WHAT IS ASKED: Gather up every line from the entries below that uses the word "ENCR".
MATERIALS PROVIDED start
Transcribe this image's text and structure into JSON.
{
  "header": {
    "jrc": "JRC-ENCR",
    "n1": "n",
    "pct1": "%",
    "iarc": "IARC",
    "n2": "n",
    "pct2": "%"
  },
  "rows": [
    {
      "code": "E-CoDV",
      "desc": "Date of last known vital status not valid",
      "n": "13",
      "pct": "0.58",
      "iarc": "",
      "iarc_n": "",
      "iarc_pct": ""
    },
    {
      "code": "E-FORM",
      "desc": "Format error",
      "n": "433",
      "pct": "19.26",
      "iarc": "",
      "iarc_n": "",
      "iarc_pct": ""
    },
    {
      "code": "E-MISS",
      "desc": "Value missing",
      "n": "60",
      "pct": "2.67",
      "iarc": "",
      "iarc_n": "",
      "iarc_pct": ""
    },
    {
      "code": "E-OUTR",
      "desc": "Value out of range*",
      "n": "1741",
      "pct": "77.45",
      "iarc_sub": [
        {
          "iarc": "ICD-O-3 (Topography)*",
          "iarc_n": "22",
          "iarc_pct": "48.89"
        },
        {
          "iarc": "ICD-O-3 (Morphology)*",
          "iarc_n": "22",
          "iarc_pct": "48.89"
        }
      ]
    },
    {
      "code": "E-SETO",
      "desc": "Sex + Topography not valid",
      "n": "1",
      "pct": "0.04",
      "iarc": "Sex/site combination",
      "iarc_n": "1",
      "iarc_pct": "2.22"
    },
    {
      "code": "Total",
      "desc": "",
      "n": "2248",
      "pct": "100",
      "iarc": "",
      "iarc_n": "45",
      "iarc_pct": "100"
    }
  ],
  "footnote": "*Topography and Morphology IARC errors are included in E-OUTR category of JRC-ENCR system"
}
MATERIALS PROVIDED end
EXERCISE OUTPUT:
    "jrc": "JRC-ENCR",
  "footnote": "*Topography and Morphology IARC errors are included in E-OUTR category of JRC-ENCR system"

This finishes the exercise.